- **TASK DETAILS**
Go through the listing below and gather every line with the word "will".

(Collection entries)
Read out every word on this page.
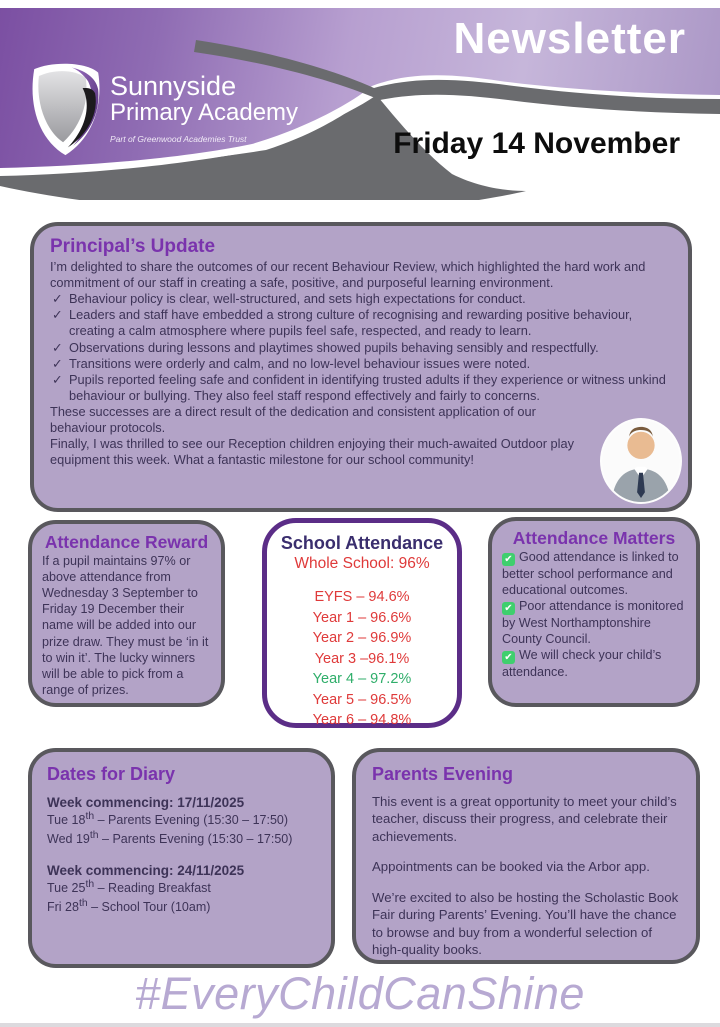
Newsletter
Sunnyside
Primary Academy
Part of Greenwood Academies Trust	Friday 14 November
Principal’s Update

I’m delighted to share the outcomes of our recent Behaviour Review, which highlighted the hard work and commitment of our staff in creating a safe, positive, and purposeful learning environment.

✓ Behaviour policy is clear, well-structured, and sets high expectations for conduct.
✓ Leaders and staff have embedded a strong culture of recognising and rewarding positive behaviour, creating a calm atmosphere where pupils feel safe, respected, and ready to learn.
✓ Observations during lessons and playtimes showed pupils behaving sensibly and respectfully.
✓ Transitions were orderly and calm, and no low-level behaviour issues were noted.
✓ Pupils reported feeling safe and confident in identifying trusted adults if they experience or witness unkind behaviour or bullying. They also feel staff respond effectively and fairly to concerns.

These successes are a direct result of the dedication and consistent application of our behaviour protocols.

Finally, I was thrilled to see our Reception children enjoying their much-awaited Outdoor play equipment this week. What a fantastic milestone for our school community!

Attendance Reward
If a pupil maintains 97% or above attendance from Wednesday 3 September to Friday 19 December their name will be added into our prize draw. They must be ‘in it to win it’. The lucky winners will be able to pick from a range of prizes.
School Attendance
Whole School: 96%
EYFS – 94.6%
Year 1 – 96.6%
Year 2 – 96.9%
Year 3 –96.1%
Year 4 – 97.2%
Year 5 – 96.5%
Year 6 – 94.8%
Attendance Matters

✔ Good attendance is linked to better school performance and educational outcomes.

✔ Poor attendance is monitored by West Northamptonshire County Council.

✔ We will check your child’s attendance.

Dates for Diary
Week commencing: 17/11/2025
Tue 18th – Parents Evening (15:30 – 17:50)
Wed 19th – Parents Evening (15:30 – 17:50)
Week commencing: 24/11/2025
Tue 25th – Reading Breakfast
Fri 28th – School Tour (10am)
Parents Evening

This event is a great opportunity to meet your child’s teacher, discuss their progress, and celebrate their achievements.

Appointments can be booked via the Arbor app.

We’re excited to also be hosting the Scholastic Book Fair during Parents’ Evening. You’ll have the chance to browse and buy from a wonderful selection of high-quality books.

#EveryChildCanShine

- **COMPLETE OUTPUT**
If a pupil maintains 97% or above attendance from Wednesday 3 September to Friday 19 December their name will be added into our prize draw. They must be ‘in it to win it’. The lucky winners will be able to pick from a range of prizes.
✔ We will check your child’s attendance.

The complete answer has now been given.